WHAT THE TASK REQUIRES:
Transcribe the material in full, exactly as written.

Source records
/---
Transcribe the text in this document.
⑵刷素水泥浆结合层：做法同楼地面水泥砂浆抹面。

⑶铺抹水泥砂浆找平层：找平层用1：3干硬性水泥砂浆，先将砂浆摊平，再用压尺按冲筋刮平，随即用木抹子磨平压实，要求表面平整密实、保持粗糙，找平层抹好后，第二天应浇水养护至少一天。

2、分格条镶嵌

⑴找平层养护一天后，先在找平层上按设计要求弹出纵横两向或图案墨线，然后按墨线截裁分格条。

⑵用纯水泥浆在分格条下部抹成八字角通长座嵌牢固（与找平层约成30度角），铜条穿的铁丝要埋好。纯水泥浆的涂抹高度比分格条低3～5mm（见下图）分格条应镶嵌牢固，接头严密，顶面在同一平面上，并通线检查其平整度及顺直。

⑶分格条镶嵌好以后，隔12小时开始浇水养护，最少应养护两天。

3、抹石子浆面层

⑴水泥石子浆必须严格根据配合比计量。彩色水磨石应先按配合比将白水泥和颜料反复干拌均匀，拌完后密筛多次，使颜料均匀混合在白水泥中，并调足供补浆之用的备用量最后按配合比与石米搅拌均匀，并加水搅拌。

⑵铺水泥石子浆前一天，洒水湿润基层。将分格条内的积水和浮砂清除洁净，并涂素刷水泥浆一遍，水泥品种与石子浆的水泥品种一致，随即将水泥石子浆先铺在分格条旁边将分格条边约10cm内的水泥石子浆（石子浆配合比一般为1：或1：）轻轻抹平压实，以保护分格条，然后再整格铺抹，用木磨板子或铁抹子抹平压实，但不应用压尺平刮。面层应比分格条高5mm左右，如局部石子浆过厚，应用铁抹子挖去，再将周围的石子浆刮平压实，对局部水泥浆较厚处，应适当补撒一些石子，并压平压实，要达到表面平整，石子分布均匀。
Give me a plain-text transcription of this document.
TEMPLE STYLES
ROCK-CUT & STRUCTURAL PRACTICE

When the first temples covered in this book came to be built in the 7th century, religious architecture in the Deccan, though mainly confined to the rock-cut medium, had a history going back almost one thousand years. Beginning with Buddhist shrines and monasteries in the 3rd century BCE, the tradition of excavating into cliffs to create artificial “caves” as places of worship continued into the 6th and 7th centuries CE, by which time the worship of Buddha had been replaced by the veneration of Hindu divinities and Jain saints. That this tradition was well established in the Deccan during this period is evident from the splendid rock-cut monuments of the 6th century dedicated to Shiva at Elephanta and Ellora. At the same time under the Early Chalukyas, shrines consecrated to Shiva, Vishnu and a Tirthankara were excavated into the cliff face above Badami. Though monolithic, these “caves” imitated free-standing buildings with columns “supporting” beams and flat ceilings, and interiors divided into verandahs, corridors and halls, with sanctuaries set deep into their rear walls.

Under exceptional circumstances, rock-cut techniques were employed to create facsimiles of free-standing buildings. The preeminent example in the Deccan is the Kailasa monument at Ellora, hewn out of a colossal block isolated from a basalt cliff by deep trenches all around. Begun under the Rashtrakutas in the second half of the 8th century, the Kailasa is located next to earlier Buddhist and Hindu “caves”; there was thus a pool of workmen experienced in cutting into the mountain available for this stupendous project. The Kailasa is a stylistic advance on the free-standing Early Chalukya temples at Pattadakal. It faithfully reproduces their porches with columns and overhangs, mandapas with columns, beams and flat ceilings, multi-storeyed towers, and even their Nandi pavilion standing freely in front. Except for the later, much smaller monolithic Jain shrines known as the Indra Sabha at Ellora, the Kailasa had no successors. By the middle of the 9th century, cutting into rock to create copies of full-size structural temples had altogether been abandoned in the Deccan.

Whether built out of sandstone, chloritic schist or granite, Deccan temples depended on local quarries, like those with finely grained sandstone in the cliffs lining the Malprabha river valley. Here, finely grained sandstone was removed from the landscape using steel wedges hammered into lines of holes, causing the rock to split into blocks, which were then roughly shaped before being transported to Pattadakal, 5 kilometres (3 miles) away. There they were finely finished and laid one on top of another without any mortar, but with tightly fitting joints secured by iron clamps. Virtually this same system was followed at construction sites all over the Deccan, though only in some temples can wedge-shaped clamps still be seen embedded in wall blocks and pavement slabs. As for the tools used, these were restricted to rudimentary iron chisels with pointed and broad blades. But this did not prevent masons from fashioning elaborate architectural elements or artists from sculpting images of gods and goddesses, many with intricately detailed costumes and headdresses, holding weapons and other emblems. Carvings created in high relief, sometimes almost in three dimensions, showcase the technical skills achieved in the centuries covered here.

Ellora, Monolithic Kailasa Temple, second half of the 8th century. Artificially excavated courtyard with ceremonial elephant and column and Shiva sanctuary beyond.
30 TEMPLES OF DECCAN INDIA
\---
WRITTEN REPLY:
Transcribe the text in this document.
⑵刷素水泥浆结合层：做法同楼地面水泥砂浆抹面。

⑶铺抹水泥砂浆找平层：找平层用1：3干硬性水泥砂浆，先将砂浆摊平，再用压尺按冲筋刮平，随即用木抹子磨平压实，要求表面平整密实、保持粗糙，找平层抹好后，第二天应浇水养护至少一天。

2、分格条镶嵌

⑴找平层养护一天后，先在找平层上按设计要求弹出纵横两向或图案墨线，然后按墨线截裁分格条。

⑵用纯水泥浆在分格条下部抹成八字角通长座嵌牢固（与找平层约成30度角），铜条穿的铁丝要埋好。纯水泥浆的涂抹高度比分格条低3～5mm（见下图）分格条应镶嵌牢固，接头严密，顶面在同一平面上，并通线检查其平整度及顺直。

⑶分格条镶嵌好以后，隔12小时开始浇水养护，最少应养护两天。

3、抹石子浆面层

⑴水泥石子浆必须严格根据配合比计量。彩色水磨石应先按配合比将白水泥和颜料反复干拌均匀，拌完后密筛多次，使颜料均匀混合在白水泥中，并调足供补浆之用的备用量最后按配合比与石米搅拌均匀，并加水搅拌。

⑵铺水泥石子浆前一天，洒水湿润基层。将分格条内的积水和浮砂清除洁净，并涂素刷水泥浆一遍，水泥品种与石子浆的水泥品种一致，随即将水泥石子浆先铺在分格条旁边将分格条边约10cm内的水泥石子浆（石子浆配合比一般为1：或1：）轻轻抹平压实，以保护分格条，然后再整格铺抹，用木磨板子或铁抹子抹平压实，但不应用压尺平刮。面层应比分格条高5mm左右，如局部石子浆过厚，应用铁抹子挖去，再将周围的石子浆刮平压实，对局部水泥浆较厚处，应适当补撒一些石子，并压平压实，要达到表面平整，石子分布均匀。
Give me a plain-text transcription of this document.
TEMPLE STYLES
ROCK-CUT & STRUCTURAL PRACTICE

When the first temples covered in this book came to be built in the 7th century, religious architecture in the Deccan, though mainly confined to the rock-cut medium, had a history going back almost one thousand years. Beginning with Buddhist shrines and monasteries in the 3rd century BCE, the tradition of excavating into cliffs to create artificial “caves” as places of worship continued into the 6th and 7th centuries CE, by which time the worship of Buddha had been replaced by the veneration of Hindu divinities and Jain saints. That this tradition was well established in the Deccan during this period is evident from the splendid rock-cut monuments of the 6th century dedicated to Shiva at Elephanta and Ellora. At the same time under the Early Chalukyas, shrines consecrated to Shiva, Vishnu and a Tirthankara were excavated into the cliff face above Badami. Though monolithic, these “caves” imitated free-standing buildings with columns “supporting” beams and flat ceilings, and interiors divided into verandahs, corridors and halls, with sanctuaries set deep into their rear walls.

Under exceptional circumstances, rock-cut techniques were employed to create facsimiles of free-standing buildings. The preeminent example in the Deccan is the Kailasa monument at Ellora, hewn out of a colossal block isolated from a basalt cliff by deep trenches all around. Begun under the Rashtrakutas in the second half of the 8th century, the Kailasa is located next to earlier Buddhist and Hindu “caves”; there was thus a pool of workmen experienced in cutting into the mountain available for this stupendous project. The Kailasa is a stylistic advance on the free-standing Early Chalukya temples at Pattadakal. It faithfully reproduces their porches with columns and overhangs, mandapas with columns, beams and flat ceilings, multi-storeyed towers, and even their Nandi pavilion standing freely in front. Except for the later, much smaller monolithic Jain shrines known as the Indra Sabha at Ellora, the Kailasa had no successors. By the middle of the 9th century, cutting into rock to create copies of full-size structural temples had altogether been abandoned in the Deccan.

Whether built out of sandstone, chloritic schist or granite, Deccan temples depended on local quarries, like those with finely grained sandstone in the cliffs lining the Malprabha river valley. Here, finely grained sandstone was removed from the landscape using steel wedges hammered into lines of holes, causing the rock to split into blocks, which were then roughly shaped before being transported to Pattadakal, 5 kilometres (3 miles) away. There they were finely finished and laid one on top of another without any mortar, but with tightly fitting joints secured by iron clamps. Virtually this same system was followed at construction sites all over the Deccan, though only in some temples can wedge-shaped clamps still be seen embedded in wall blocks and pavement slabs. As for the tools used, these were restricted to rudimentary iron chisels with pointed and broad blades. But this did not prevent masons from fashioning elaborate architectural elements or artists from sculpting images of gods and goddesses, many with intricately detailed costumes and headdresses, holding weapons and other emblems. Carvings created in high relief, sometimes almost in three dimensions, showcase the technical skills achieved in the centuries covered here.

Ellora, Monolithic Kailasa Temple, second half of the 8th century. Artificially excavated courtyard with ceremonial elephant and column and Shiva sanctuary beyond.
30 TEMPLES OF DECCAN INDIA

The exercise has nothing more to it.